TESTO FORNITO –
....
Scadenza del contratto a termine e disciplina transitoria della proroga

Teresa Zappia
13 Dicembre 2021

La proroga del contratto a termine, stipulato prima del 14 luglio 2018, la quale sia intervenuta e produca effetti dopo il 12 agosto 2018 e prima del 31 ottobre 2018 è soggetta alla disciplina transitoria di cui all'art. 1, co. 2 del D.L. n. 87/2018, così come modificato dalla Legge di conversione n. 96/2018. La durata complessiva del contratto a tempo determinato potrà, pertanto, essere pari a 36 mesi.
Massima

La proroga del contratto a termine, stipulato prima del 14 luglio 2018, la quale sia intervenuta e produca effetti dopo il 12 agosto 2018 e prima del 31 ottobre 2018 è soggetta alla disciplina transitoria di cui all'art. 1, co. 2 del D.L. n. 87/2018, così come modificato dalla Legge di conversione n. 96/2018. La durata complessiva del contratto a tempo determinato potrà, pertanto, essere pari a 36 mesi.

Il caso

La ricorrente era stata assunta con contratto a tempo determinato stipulato il 21 novembre 2017. Seguivano quattro proroghe, della quali l'ultima, comunicata il 28 settembre 2018, estendeva la durata del contratto sino al 4 ottobre 2020.
....
ESTRATTO DEI DATI –

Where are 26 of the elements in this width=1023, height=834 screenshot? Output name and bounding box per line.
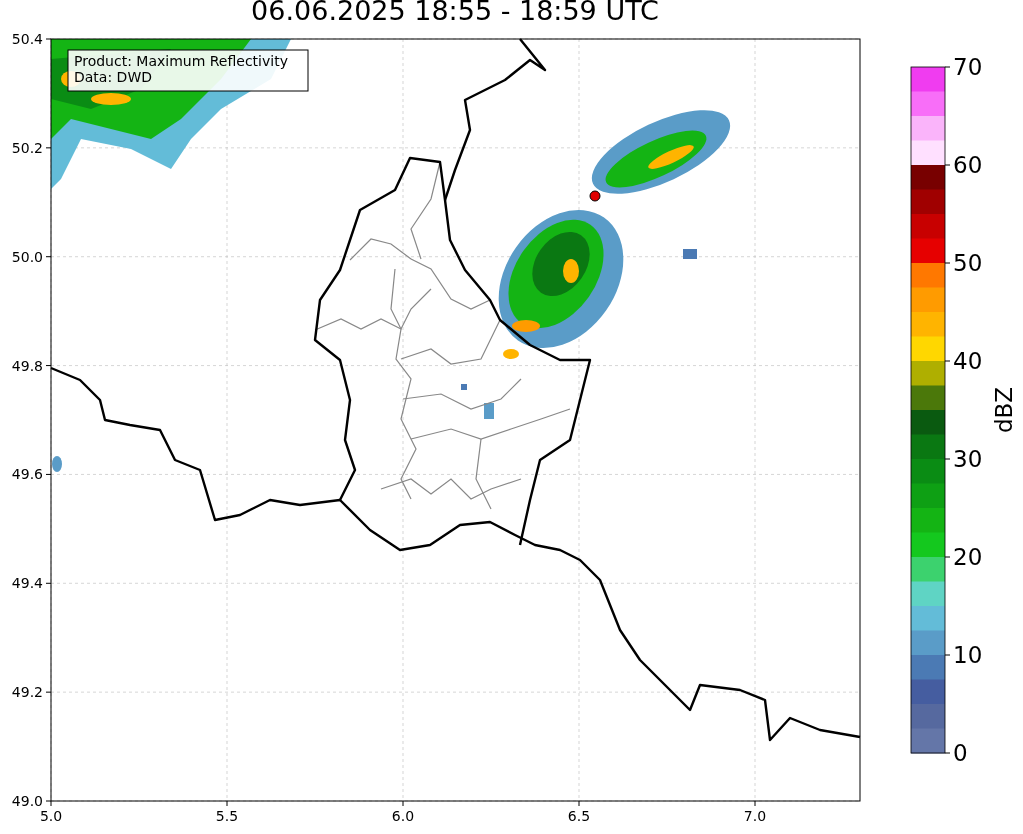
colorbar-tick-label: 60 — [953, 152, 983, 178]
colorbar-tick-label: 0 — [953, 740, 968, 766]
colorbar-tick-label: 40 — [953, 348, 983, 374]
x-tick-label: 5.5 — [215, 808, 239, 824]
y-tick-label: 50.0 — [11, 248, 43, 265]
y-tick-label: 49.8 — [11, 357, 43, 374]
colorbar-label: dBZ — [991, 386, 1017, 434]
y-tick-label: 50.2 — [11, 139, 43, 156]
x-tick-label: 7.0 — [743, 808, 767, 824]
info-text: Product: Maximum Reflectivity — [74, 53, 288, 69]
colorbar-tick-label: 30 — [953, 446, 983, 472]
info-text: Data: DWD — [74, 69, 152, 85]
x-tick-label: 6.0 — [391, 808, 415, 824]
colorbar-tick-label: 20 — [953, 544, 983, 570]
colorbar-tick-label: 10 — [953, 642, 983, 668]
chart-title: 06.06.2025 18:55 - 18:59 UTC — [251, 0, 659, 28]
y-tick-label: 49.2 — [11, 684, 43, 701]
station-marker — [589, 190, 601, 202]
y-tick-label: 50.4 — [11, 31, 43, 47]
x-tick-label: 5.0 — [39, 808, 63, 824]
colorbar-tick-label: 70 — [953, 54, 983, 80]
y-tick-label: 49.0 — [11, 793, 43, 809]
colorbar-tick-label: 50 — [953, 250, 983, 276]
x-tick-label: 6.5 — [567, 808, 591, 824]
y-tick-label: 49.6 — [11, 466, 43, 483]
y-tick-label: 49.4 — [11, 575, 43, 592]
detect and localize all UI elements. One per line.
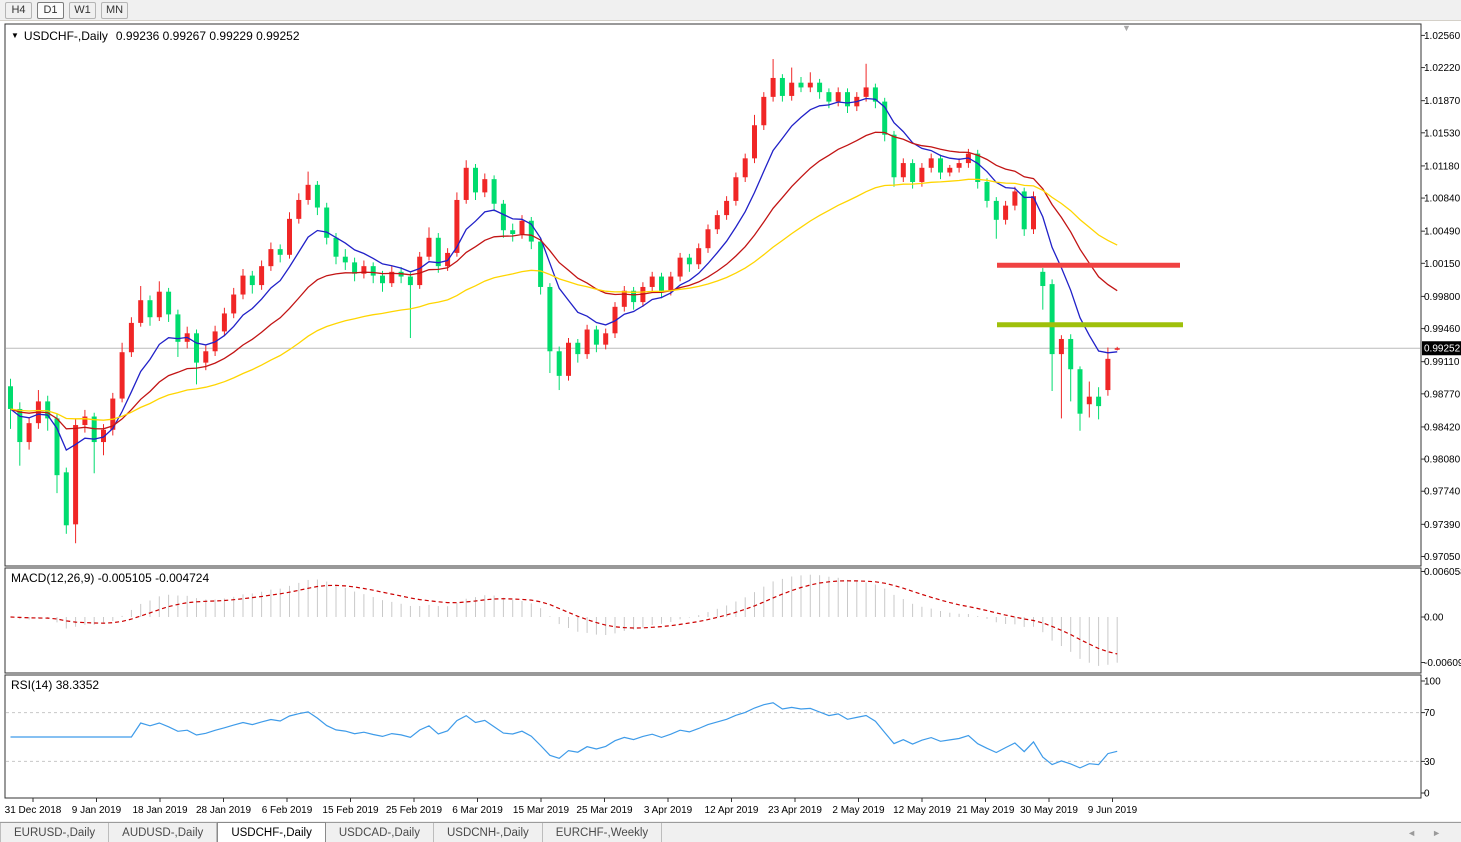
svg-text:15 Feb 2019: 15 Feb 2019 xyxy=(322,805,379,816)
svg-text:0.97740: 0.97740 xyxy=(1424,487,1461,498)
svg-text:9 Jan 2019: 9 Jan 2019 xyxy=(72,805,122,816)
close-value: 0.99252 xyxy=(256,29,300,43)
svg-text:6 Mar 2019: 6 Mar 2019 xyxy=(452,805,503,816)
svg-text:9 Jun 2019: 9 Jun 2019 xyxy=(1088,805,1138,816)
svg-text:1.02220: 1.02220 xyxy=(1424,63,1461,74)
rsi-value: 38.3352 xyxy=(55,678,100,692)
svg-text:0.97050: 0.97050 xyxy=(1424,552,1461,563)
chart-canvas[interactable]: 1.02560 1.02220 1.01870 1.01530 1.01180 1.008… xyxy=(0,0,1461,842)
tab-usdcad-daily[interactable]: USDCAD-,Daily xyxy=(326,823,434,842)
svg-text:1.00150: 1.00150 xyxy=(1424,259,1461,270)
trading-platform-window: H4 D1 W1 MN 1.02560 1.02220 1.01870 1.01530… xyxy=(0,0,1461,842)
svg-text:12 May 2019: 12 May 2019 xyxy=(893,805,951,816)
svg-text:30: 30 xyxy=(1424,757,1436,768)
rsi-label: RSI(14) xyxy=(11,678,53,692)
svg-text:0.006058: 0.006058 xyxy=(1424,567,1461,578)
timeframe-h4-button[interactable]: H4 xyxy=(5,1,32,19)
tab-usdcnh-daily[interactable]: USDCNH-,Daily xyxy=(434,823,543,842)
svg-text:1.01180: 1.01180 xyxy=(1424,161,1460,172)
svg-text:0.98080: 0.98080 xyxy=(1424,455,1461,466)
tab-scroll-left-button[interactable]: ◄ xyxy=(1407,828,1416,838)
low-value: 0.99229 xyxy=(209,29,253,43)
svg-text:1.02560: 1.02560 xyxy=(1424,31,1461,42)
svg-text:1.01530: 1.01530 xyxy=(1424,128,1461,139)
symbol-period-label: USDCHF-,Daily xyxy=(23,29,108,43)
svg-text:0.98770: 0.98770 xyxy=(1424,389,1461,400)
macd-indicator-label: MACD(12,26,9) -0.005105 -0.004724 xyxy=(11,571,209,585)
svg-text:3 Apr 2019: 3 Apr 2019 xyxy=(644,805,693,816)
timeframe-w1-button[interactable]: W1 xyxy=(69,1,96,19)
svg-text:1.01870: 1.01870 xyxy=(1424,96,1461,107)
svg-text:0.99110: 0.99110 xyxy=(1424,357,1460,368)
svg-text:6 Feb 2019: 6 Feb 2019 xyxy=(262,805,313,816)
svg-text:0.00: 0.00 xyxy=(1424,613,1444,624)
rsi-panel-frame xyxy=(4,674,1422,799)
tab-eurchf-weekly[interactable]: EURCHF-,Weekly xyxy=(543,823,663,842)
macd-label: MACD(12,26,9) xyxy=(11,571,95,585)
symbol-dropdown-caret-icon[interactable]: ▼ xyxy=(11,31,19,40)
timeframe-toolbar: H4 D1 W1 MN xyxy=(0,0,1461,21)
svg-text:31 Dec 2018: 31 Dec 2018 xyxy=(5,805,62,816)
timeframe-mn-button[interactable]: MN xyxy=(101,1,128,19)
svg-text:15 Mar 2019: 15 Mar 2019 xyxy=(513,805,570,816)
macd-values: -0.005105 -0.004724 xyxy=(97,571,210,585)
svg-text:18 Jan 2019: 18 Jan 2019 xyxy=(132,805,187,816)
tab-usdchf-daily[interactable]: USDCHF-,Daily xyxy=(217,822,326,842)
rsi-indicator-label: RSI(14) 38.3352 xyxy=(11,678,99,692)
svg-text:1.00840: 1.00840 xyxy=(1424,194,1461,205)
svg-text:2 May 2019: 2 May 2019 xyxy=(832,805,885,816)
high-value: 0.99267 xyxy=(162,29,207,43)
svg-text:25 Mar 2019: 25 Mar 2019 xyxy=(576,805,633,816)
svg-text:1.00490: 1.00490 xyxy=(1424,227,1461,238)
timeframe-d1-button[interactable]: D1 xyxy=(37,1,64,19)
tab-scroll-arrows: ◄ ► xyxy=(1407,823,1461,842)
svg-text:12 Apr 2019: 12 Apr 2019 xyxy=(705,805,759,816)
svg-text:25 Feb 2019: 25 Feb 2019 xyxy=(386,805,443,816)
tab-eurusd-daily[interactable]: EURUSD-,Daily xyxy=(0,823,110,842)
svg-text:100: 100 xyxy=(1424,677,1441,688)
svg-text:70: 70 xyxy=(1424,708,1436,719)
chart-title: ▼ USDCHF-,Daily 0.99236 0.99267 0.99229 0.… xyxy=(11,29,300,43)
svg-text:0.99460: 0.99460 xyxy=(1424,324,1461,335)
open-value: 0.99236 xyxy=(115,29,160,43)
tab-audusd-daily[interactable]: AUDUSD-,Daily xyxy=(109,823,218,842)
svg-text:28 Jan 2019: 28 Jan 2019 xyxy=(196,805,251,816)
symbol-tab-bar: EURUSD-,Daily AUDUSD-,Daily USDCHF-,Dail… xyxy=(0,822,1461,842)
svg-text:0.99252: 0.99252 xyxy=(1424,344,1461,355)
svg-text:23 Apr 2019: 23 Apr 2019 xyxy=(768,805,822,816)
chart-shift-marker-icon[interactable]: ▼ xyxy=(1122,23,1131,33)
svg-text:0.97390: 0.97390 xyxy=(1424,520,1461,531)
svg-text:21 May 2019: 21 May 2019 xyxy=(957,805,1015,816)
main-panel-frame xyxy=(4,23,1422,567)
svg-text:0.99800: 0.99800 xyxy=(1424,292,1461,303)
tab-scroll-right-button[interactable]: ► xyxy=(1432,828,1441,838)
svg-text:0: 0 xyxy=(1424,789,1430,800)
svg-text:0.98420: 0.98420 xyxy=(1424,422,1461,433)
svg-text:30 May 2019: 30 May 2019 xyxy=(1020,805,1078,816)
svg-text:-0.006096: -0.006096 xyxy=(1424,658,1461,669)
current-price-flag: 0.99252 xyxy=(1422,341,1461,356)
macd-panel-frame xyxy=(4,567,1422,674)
....
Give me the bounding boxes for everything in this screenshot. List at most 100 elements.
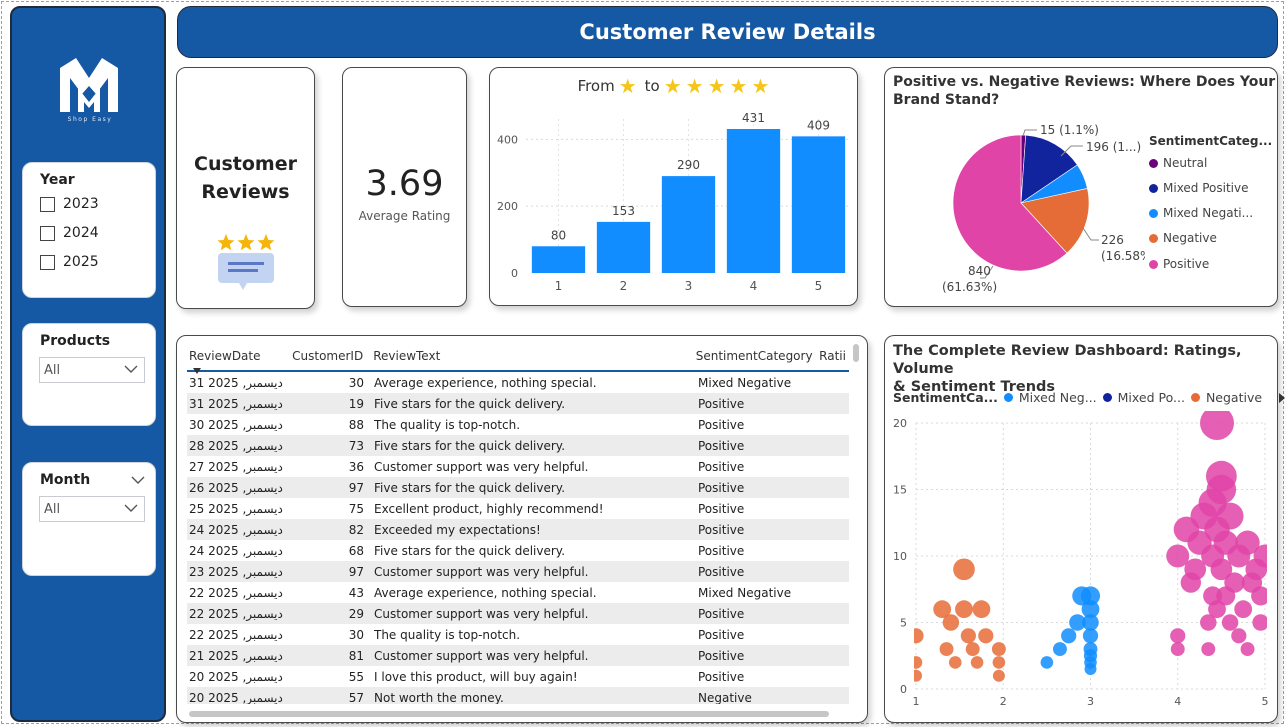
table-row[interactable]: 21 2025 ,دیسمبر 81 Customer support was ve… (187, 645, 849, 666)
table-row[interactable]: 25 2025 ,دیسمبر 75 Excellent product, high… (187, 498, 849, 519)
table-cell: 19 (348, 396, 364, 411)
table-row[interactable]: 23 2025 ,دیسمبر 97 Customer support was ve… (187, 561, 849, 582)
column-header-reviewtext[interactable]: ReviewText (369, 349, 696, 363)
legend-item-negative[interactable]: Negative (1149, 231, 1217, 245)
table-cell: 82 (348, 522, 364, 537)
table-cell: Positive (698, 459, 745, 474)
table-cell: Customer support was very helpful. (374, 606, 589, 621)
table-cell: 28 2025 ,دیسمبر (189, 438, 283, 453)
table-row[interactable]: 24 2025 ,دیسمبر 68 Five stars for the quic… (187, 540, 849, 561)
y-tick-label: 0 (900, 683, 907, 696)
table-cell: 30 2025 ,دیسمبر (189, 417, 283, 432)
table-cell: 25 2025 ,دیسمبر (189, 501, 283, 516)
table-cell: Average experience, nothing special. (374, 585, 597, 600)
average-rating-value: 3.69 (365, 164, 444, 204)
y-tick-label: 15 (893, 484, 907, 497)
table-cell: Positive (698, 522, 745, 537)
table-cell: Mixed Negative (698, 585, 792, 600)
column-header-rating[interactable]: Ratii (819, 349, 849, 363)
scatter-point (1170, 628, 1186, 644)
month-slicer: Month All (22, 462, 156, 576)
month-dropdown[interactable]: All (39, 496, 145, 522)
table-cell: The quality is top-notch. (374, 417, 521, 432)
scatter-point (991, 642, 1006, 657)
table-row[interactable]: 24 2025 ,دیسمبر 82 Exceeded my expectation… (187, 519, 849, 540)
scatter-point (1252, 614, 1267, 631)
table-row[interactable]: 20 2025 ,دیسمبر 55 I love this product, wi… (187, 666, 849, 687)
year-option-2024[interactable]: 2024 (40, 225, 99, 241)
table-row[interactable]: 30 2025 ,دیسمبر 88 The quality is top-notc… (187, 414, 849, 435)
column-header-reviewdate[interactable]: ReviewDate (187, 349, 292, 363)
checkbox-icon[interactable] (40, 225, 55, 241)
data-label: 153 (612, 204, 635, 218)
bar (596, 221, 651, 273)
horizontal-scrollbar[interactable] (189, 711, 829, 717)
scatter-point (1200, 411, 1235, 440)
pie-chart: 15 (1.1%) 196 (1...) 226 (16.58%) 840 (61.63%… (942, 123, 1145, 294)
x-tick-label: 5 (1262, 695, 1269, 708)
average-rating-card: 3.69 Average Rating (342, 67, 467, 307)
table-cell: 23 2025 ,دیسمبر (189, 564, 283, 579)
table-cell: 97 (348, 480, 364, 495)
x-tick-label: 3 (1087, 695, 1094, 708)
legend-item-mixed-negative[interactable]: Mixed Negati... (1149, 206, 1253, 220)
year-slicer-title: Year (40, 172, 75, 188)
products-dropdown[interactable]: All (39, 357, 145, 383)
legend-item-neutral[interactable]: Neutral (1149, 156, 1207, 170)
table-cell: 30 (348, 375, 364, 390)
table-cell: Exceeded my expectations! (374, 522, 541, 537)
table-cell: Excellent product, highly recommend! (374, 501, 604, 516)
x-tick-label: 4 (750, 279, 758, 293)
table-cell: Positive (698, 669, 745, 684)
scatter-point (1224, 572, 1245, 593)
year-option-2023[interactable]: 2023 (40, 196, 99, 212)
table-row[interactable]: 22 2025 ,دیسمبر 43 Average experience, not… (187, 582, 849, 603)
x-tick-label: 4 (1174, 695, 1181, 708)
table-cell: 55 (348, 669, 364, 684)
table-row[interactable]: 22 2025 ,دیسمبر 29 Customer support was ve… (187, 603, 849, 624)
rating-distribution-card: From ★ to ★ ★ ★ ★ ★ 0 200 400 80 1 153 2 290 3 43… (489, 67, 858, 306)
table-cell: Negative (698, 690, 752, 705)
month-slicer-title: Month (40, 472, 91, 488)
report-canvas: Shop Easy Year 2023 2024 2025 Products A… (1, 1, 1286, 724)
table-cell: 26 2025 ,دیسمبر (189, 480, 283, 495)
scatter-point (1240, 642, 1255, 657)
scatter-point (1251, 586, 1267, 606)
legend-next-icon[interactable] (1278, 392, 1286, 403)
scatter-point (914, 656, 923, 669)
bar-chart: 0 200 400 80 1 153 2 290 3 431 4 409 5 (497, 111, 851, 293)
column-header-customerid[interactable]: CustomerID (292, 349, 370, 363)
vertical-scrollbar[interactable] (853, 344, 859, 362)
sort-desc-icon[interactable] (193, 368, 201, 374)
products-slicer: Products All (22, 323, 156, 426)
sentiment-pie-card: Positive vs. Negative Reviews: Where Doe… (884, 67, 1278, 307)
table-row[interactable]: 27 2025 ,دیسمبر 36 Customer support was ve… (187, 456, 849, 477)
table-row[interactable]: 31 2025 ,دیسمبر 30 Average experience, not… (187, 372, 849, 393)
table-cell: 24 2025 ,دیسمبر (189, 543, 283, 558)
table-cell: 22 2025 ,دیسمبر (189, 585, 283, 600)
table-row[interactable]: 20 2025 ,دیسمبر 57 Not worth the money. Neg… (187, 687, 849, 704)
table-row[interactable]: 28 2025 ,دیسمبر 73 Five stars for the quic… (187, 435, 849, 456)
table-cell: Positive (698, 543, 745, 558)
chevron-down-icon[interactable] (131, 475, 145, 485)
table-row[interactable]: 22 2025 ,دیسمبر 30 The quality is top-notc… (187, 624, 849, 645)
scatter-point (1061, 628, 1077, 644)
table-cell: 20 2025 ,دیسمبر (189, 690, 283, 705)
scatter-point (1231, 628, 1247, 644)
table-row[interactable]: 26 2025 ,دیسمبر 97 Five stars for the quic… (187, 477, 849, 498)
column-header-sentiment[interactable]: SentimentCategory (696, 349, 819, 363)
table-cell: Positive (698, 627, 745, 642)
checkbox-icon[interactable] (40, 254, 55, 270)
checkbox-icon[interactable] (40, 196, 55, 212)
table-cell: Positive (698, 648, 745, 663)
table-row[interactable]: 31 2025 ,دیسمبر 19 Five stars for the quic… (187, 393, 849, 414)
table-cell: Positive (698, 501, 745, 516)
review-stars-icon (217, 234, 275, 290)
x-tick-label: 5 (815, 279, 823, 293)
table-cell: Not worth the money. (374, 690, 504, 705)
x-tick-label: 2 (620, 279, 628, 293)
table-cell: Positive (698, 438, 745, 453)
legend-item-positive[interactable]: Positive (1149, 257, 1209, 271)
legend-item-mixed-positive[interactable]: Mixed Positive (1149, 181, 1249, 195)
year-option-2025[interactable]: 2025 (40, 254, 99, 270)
....
OBIETTIVO – Come prosegue il commento sulla proroga del contratto a termine dopo l'ultima frase? Continualo da quel punto.

RISPOSTA ALL'ESERCIZIO –
Mediante il ricorso la lavoratrice chiedeva l'accertamento della illegittimità dell'apposizione del termine al contratto, facendo leva: sulla diversità delle mansioni in concreto svolte rispetto a quelle indicate in contratto, con conseguente difetto della necessaria correlazione tra mansioni e termine; sulla mancanza di effettive ragioni temporanee; sul fatto che l'ultima proroga sarebbe illegittima in quanto, per suo tramite, il rapporto avrebbe avuto una durata complessiva pari a circa 36 mesi, con conseguente violazione del termine di durata massimo pari a 24 mesi, previsto dal D.L. n. 87/2018, convertito dalla L. n. 96/2018.

La ricorrente lamentava, infine, la violazione del proprio diritto di precedenza.

La questione

I limiti introdotti dal Decreto Dignità possono estendersi ad una proroga stipulata prima del 31 ottobre 2018?

La soluzione del Tribunale

Il Tribunale di Pavia, ricostruito il quadro normativo vigente al tempo dei fatti di causa in materia di contratto a termine, ha evidenziato la c.d. acausalità caratterizzante l'istituto, la quale ha consentito alle parti di procedere alla stipulazione senza la necessità di indicare una causale - quale quelle previste dall'art. 1, comma 1, D.lgs. 368/2001 e dall'attuale rinnovato impianto normativo degli artt. 19 ss. D.lgs. 81/2015 – imponendo, ai fini della sua legittimità, la conclusione in forma scritta, l'osservanza dei termini di durata massima del contratto (36 mesi) ed il rispetto della c.d. clausola di contingentamento.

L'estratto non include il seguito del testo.